Document:

========================================================================

In the preceding code snippet, we made a plot of the data points and the four clusters' centers. Each data point belonging to the same cluster will have the same marker.

The expected output is this:

Figure 5.13: Graph showing the data points of the four clusters

Figure 5.13: Graph showing the data points of the four clusters

We can see that, in contrast with the result from the mean shift method, agglomerative clustering was able to properly group the data point at (6,1) with the bottom-right cluster instead of having his own cluster. In situations like this one, where we have a very small amount of data, agglomerative hierarchical clustering and mean shift will work better than k-means. However, they have very expensive computational time requirements, which will make them struggle on very large datasets. However, k-means is very fast and is a better choice for very large datasets.

Now that we have learned about a few different clustering algorithms, we need to start evaluating these models and comparing them in order to choose the best model for clustering.

========================================================================

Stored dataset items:
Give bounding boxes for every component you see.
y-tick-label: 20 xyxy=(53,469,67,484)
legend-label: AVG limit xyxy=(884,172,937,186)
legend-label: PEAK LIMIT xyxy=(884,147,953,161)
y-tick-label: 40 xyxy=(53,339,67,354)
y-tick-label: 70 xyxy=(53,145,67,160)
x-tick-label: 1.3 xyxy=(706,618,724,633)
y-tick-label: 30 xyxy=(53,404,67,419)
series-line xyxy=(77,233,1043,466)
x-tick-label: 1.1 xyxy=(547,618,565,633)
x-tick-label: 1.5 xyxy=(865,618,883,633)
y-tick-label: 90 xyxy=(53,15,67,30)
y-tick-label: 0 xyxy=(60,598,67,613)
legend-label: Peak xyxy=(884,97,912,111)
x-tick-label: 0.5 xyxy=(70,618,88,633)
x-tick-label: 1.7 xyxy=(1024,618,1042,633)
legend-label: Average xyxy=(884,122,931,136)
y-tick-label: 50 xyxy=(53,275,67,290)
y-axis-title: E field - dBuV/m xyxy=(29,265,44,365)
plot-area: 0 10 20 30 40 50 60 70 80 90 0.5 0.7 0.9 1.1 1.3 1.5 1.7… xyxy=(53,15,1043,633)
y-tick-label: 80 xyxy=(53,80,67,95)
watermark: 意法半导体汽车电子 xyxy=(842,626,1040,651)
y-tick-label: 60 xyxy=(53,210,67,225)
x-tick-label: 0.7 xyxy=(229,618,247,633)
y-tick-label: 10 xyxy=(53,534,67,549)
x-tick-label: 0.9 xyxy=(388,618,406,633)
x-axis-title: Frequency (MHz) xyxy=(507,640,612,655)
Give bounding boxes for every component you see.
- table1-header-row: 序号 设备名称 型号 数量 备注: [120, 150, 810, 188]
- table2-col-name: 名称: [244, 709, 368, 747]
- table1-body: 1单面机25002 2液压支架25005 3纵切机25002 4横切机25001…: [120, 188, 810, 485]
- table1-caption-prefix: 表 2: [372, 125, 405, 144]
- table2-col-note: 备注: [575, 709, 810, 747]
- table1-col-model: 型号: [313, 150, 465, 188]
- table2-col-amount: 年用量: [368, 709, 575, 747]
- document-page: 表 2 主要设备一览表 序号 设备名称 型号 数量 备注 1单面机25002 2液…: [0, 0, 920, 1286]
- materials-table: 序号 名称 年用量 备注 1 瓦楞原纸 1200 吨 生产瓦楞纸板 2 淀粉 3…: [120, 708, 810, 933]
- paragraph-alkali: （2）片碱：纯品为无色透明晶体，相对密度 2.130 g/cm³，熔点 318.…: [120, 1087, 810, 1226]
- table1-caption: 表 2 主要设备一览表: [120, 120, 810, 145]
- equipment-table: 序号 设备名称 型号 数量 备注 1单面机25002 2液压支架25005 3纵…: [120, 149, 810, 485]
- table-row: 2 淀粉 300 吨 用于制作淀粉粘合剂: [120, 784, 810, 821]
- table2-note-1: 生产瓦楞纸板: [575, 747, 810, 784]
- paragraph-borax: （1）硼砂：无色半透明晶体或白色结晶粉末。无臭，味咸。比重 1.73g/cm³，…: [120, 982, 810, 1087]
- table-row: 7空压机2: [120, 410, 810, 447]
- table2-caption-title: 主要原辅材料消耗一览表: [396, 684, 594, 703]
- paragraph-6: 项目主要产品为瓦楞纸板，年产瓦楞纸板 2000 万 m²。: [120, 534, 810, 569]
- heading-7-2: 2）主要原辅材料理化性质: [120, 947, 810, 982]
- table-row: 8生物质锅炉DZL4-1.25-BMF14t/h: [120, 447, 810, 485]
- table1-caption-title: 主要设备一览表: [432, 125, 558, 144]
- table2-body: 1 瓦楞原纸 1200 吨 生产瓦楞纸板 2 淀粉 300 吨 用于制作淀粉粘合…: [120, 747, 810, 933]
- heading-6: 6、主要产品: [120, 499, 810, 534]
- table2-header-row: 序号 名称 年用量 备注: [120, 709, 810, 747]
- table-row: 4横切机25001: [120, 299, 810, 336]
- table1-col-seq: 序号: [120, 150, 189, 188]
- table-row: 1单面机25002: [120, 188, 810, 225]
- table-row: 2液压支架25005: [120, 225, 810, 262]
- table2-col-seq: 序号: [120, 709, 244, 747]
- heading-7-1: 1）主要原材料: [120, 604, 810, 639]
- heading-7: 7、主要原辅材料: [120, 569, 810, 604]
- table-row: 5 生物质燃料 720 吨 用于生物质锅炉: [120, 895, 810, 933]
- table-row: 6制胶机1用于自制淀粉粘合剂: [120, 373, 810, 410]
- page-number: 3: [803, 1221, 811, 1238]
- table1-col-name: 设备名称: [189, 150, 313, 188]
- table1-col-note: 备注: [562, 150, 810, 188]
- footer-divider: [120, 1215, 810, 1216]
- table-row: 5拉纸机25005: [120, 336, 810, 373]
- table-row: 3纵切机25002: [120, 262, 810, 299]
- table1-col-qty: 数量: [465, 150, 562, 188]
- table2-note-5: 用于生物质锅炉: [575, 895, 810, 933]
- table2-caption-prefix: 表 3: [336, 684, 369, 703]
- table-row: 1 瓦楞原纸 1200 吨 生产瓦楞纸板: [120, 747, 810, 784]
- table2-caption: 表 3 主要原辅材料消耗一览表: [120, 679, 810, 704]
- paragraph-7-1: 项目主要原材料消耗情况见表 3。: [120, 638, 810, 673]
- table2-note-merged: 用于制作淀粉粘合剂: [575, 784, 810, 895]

========================================================================

The tasks:
- A) Reproduce the passage on clustering algorithms starting at "In the preceding" and ending at "have the same marker.".
- B) In the passage on clustering algorithms, which cluster did agglomerative clustering assign the data point at (6,1) to?
- C) Carry the passage on clustering algorithms forward from its final sentence.

Task results:
- A)
In the preceding code snippet, we made a plot of the data points and the four clusters' centers. Each data point belonging to the same cluster will have the same marker.

- B) The bottom-right cluster.

- C)
Clustering Performance Evaluation

Unlike supervised learning, where we always have the labels to evaluate our predictions with, unsupervised learning is a bit more complex as we do not usually have labels. In order to evaluate a clustering model, two approaches can be taken depending on whether the label data is available or not:

  • The first approach is the extrinsic method, which requires the existence of label data. This means that in absence of label data, human intervention is required in order to label the data or at least a subset of it.
  • The other approach is the intrinsic approach. In general, the extrinsic approach tries to assign a score to clustering, given the label data, whereas the intrinsic approach evaluates clustering by examining how well the clusters are separated and how compact they are.

    Note

    We will skip the mathematical explanations as they are quite complicated.

    You can find more mathematical details on the sklearn website at this URL: https://scikit-learn.org/stable/modules/clustering.html#clustering-performance-evaluation

We will begin with the extrinsic approach (as it is the most widely used method) and define the following scores using sklearn on our k-means example:

  • The adjusted Rand index
  • The adjusted mutual information
  • The homogeneity
  • The completeness
  • The V-Measure
  • The Fowlkes-Mallows score
  • The contingency matrix

Let's have a look at an example in which we first need to import the metrics module from sklearn.cluster:

from sklearn import metrics

We will be reusing the code from our k-means example in Exercise 5.01, Implementing K-Means in scikit-learn:

import numpy as np

import matplotlib.pyplot as plot

from sklearn.cluster import KMeans

data_points = np.array([[1, 1], [1, 1.5], [2, 2],

                        [8, 1], [8, 0], [8.5, 1],

                        [6, 1], [1, 10], [1.5, 10],

                        [1.5, 9.5], [10, 10], [1.5, 8.5]])

k_means_model = KMeans(n_clusters=3,random_state = 8)

k_means_model.fit(data_points)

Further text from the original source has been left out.